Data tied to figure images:
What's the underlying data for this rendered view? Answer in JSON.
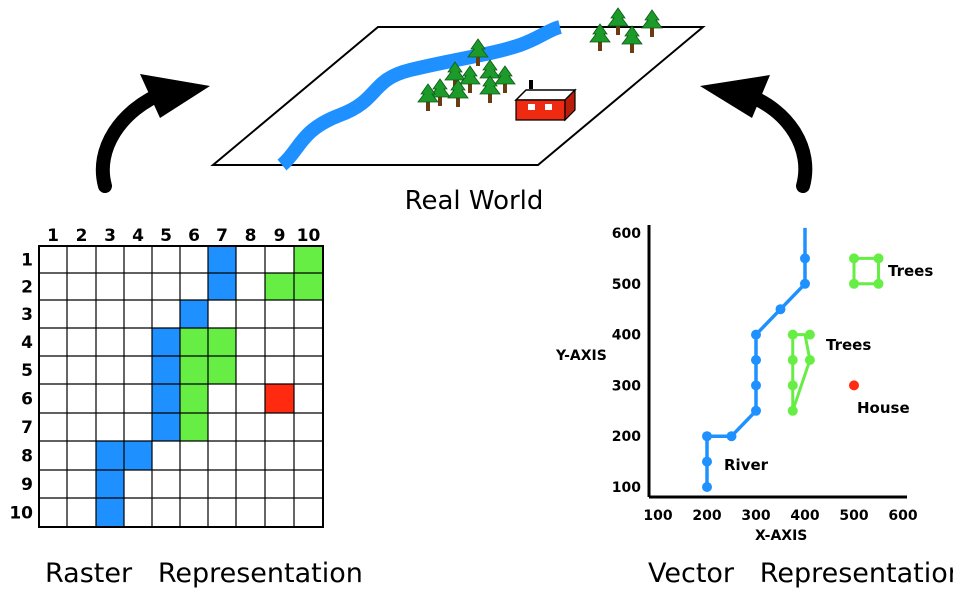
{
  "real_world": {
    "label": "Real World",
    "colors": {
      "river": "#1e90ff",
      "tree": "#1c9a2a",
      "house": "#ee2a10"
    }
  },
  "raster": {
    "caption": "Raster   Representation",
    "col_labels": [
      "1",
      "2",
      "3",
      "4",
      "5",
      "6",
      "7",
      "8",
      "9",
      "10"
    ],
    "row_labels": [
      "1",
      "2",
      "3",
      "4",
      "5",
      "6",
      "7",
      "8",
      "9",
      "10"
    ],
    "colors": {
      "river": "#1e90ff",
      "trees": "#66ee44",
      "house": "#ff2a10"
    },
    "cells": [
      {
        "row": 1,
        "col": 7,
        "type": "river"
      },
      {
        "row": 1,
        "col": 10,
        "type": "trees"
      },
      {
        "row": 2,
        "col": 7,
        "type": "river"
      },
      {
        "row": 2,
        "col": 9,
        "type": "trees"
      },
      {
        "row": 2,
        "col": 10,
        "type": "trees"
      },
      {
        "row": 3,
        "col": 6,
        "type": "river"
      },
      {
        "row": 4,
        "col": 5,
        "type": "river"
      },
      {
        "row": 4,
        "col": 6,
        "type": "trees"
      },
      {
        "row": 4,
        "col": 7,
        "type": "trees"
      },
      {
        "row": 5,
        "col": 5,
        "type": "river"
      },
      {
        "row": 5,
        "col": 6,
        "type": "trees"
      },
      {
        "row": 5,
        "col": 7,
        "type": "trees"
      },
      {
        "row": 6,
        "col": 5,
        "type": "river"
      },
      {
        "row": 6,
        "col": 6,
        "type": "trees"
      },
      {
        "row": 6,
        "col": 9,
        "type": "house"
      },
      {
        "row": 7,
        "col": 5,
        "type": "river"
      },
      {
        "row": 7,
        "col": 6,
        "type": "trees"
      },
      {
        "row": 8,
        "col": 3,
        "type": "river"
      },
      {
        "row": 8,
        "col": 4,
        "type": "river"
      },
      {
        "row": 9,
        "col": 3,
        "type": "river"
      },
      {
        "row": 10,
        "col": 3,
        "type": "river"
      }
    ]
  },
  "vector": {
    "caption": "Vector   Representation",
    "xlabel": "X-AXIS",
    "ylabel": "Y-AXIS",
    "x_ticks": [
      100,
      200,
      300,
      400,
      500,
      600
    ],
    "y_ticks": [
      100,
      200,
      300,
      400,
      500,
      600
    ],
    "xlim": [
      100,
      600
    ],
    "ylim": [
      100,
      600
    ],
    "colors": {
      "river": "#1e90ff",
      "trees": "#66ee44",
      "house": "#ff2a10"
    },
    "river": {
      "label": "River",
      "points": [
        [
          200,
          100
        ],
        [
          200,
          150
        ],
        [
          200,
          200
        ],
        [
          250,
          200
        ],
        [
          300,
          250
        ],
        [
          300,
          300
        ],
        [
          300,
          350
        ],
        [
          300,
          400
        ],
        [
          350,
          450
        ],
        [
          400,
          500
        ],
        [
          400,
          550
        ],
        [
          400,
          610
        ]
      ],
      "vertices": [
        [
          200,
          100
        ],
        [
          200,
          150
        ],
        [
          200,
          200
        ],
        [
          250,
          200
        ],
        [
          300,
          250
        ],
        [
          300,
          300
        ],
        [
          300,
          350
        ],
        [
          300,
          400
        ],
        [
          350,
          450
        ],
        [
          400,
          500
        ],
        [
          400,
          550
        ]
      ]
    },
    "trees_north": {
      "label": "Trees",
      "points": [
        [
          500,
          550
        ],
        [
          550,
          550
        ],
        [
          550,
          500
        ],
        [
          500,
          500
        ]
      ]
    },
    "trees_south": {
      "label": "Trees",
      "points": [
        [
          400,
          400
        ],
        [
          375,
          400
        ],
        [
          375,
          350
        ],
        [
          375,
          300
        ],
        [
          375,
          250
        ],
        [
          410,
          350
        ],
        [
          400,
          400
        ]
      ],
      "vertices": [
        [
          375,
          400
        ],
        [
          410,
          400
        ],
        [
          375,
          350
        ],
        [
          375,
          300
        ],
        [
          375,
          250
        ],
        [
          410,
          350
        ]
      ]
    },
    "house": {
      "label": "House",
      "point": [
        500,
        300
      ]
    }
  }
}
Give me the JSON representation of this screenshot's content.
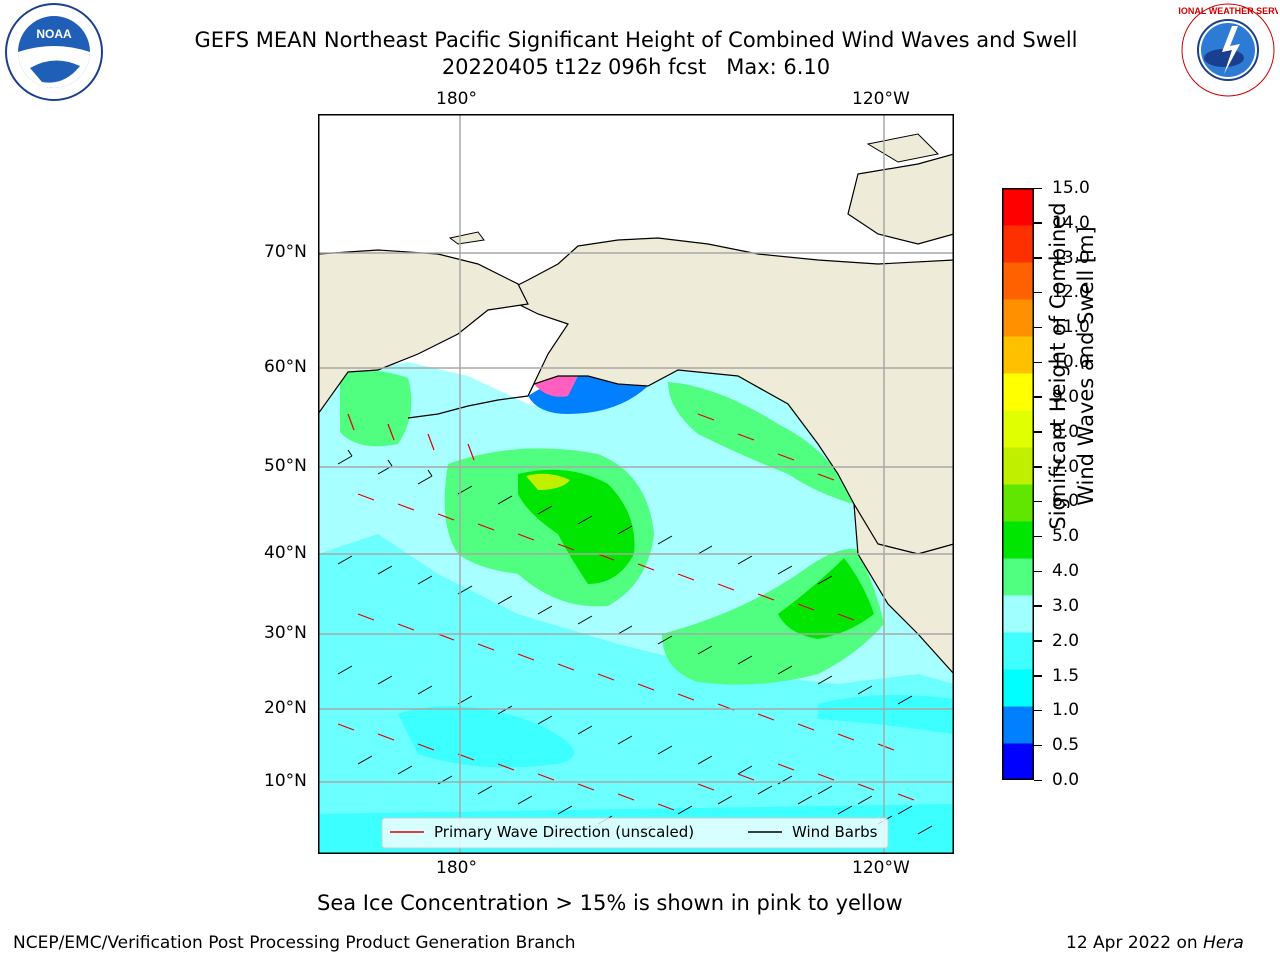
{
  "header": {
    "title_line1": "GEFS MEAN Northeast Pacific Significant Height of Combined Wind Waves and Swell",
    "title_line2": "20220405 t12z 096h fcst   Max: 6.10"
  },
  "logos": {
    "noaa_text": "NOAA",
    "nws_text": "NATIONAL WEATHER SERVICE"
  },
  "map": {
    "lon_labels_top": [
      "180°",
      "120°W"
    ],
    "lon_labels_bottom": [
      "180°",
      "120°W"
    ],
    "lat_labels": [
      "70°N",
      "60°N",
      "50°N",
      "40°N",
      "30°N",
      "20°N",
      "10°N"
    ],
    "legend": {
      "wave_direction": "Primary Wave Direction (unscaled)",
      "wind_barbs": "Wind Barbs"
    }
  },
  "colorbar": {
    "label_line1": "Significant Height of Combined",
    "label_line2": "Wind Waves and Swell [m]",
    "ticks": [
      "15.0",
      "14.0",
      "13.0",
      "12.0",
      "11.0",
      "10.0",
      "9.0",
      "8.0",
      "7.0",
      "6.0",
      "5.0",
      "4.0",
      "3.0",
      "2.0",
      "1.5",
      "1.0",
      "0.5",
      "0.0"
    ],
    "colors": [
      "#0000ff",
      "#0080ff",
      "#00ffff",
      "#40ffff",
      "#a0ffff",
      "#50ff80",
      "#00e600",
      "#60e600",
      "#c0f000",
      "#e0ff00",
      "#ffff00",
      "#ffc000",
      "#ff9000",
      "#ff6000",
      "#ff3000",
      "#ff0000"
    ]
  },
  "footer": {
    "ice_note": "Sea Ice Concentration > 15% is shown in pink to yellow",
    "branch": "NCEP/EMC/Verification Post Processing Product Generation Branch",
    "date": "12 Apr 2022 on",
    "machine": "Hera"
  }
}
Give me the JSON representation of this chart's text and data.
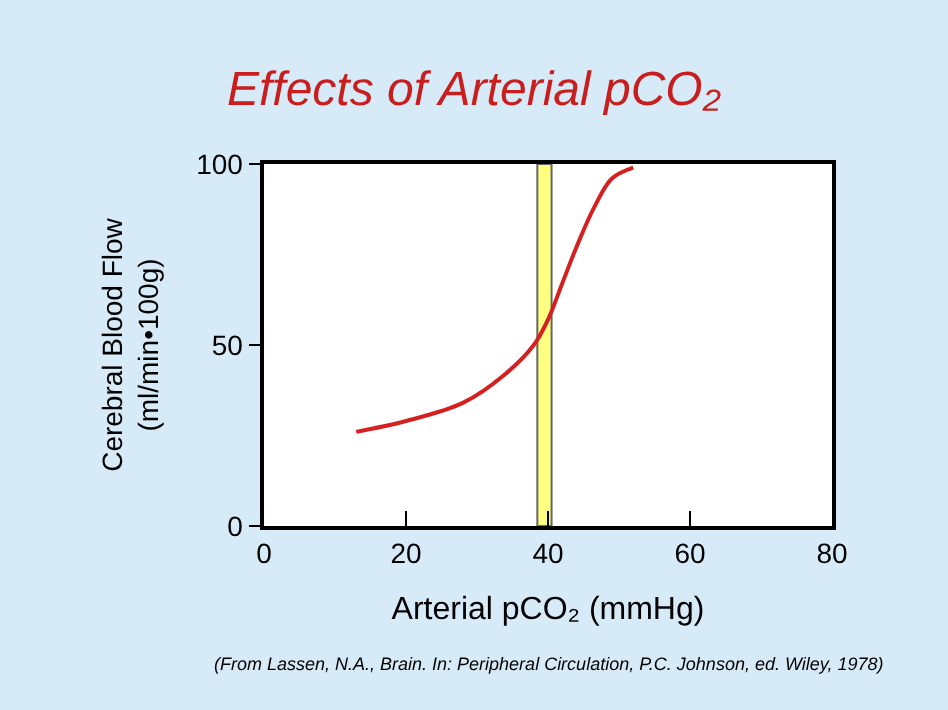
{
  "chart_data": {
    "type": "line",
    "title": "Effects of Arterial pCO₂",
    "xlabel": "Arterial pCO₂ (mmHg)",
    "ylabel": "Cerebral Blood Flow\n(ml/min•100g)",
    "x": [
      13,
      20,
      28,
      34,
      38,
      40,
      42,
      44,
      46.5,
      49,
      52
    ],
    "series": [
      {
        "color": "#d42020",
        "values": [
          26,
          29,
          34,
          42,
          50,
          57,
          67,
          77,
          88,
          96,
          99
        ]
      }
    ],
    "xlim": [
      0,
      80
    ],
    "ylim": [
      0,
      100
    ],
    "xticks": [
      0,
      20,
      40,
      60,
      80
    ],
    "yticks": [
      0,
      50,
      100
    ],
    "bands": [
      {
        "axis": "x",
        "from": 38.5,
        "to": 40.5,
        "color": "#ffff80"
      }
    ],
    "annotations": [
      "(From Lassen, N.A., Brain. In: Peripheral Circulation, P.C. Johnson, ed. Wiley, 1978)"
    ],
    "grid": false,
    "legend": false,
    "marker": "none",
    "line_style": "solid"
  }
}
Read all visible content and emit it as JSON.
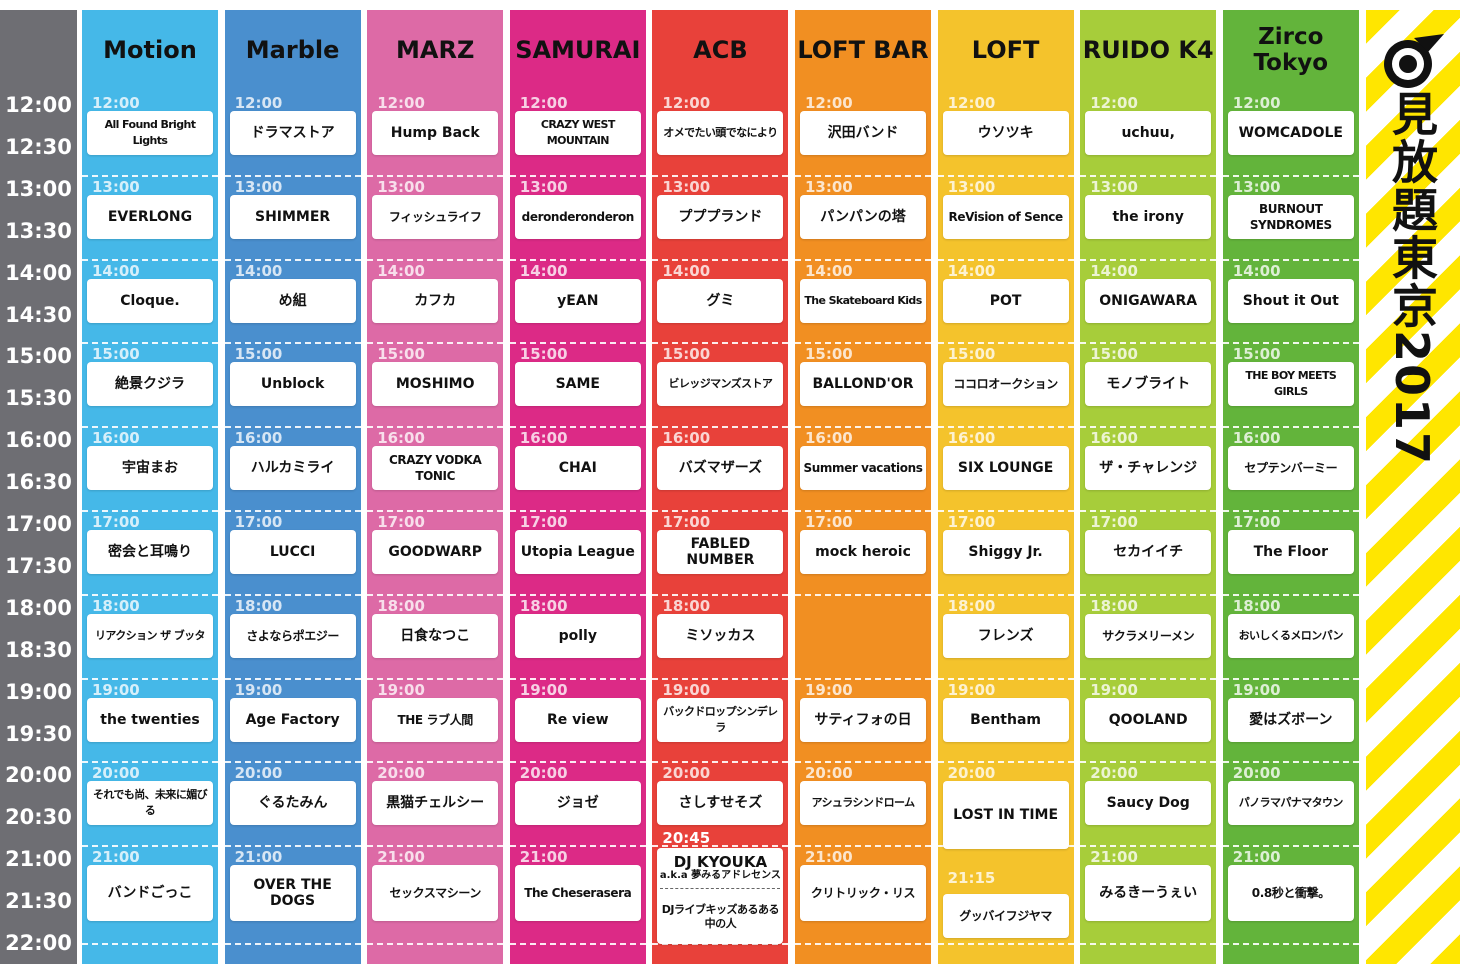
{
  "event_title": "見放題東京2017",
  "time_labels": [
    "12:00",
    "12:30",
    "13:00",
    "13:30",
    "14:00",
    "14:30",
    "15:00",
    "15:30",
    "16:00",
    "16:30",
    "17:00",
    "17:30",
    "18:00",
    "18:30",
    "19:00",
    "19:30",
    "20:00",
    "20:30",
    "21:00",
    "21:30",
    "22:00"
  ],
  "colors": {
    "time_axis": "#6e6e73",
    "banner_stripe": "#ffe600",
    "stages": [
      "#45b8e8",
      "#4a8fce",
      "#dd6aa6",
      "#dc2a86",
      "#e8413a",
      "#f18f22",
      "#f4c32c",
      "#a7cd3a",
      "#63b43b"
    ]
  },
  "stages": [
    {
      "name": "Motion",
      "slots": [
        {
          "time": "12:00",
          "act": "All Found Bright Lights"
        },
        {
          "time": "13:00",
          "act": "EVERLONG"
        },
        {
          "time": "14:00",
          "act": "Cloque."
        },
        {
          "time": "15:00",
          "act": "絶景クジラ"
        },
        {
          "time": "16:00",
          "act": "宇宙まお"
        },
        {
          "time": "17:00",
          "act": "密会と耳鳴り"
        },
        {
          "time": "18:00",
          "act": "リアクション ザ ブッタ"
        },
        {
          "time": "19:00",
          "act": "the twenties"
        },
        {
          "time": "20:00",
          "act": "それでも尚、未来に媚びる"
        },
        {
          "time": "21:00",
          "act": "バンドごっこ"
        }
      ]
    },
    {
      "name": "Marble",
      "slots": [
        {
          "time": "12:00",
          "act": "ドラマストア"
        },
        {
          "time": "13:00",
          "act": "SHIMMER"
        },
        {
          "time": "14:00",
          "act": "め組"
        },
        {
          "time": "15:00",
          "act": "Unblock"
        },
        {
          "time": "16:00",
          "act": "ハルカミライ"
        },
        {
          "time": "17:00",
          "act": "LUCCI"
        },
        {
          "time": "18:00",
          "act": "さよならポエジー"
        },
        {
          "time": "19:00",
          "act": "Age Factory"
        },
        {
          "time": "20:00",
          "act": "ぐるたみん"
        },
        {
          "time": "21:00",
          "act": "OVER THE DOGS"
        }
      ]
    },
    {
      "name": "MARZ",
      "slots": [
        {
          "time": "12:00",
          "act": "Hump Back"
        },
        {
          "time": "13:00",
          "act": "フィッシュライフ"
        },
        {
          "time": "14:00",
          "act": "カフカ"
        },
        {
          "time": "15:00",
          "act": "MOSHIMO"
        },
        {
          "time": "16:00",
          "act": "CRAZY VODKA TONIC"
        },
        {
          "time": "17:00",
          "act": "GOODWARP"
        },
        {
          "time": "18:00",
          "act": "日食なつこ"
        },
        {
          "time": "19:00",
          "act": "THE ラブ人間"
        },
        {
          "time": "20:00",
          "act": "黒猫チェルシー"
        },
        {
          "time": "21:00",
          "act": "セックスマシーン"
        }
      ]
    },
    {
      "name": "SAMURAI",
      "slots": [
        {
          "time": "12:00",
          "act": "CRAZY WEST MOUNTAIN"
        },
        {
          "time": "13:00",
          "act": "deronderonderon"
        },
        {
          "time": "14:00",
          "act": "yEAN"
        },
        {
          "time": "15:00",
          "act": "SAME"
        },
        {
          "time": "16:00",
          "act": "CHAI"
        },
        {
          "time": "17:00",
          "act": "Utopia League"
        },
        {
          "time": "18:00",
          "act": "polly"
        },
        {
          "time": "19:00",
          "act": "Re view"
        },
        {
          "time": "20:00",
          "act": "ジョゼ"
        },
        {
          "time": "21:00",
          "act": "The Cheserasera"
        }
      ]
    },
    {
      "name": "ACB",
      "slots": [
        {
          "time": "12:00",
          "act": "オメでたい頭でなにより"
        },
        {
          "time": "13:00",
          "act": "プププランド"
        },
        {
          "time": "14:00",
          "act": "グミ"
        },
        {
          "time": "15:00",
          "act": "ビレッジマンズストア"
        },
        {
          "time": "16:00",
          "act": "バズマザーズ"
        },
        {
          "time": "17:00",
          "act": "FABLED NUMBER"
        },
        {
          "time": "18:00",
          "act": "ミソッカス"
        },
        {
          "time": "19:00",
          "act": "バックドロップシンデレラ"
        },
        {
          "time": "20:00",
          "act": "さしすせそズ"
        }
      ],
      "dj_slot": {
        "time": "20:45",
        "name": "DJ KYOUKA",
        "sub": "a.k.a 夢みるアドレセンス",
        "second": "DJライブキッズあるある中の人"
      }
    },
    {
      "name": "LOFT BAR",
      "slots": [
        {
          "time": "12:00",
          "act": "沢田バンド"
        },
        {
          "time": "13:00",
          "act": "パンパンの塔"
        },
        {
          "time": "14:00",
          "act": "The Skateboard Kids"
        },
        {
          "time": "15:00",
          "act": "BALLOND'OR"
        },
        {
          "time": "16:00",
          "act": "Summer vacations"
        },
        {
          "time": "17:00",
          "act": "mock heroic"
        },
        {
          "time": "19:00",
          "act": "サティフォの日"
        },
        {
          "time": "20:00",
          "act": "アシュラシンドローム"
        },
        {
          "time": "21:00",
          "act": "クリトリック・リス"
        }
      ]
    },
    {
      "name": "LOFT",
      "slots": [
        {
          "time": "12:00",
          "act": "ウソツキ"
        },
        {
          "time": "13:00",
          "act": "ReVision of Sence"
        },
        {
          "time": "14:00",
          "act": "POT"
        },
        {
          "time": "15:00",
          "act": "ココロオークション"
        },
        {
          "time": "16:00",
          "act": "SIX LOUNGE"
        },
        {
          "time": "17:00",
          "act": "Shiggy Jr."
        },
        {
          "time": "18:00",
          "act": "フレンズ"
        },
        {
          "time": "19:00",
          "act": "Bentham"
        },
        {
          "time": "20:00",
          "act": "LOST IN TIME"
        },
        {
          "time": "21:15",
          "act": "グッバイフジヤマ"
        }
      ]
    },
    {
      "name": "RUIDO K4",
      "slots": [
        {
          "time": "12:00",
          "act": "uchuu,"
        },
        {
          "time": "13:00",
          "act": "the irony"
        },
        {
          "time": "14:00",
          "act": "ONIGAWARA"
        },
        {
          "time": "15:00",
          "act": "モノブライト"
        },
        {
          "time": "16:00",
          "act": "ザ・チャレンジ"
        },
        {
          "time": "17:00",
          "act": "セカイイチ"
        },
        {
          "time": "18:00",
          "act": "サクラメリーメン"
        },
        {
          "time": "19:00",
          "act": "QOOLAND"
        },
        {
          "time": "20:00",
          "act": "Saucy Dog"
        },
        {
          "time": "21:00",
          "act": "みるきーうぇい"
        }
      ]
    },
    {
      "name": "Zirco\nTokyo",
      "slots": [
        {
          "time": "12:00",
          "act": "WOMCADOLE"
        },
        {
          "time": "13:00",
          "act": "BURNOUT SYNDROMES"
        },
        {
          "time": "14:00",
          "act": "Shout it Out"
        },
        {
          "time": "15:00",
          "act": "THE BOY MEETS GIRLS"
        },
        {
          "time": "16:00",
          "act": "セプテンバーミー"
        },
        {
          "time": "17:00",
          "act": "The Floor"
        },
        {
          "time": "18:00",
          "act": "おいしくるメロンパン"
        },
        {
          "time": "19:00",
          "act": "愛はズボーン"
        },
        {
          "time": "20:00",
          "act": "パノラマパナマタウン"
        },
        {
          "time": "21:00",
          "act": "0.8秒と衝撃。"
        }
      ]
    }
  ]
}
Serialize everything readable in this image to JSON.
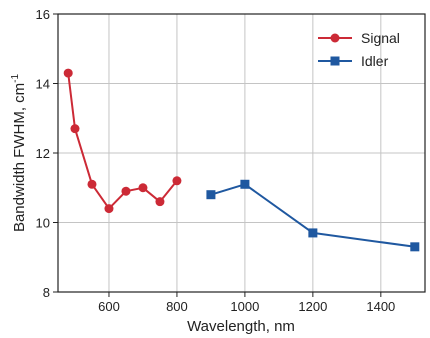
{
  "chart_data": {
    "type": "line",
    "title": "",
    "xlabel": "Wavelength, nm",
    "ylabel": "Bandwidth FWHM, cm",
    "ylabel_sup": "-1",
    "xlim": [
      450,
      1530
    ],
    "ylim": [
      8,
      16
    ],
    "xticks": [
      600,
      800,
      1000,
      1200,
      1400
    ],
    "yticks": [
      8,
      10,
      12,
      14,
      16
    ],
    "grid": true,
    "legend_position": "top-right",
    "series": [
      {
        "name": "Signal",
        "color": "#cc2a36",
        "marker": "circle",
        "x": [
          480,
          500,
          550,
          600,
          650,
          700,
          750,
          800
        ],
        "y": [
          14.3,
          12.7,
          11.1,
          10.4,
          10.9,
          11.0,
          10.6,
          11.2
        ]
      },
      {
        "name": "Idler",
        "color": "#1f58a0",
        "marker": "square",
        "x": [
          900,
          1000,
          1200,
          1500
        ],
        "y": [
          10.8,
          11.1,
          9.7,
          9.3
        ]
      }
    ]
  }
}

Problem to work on :: Within the data above, count the lines that contain the string "name"; the reply is the number alone.

Response for this exercise :: 12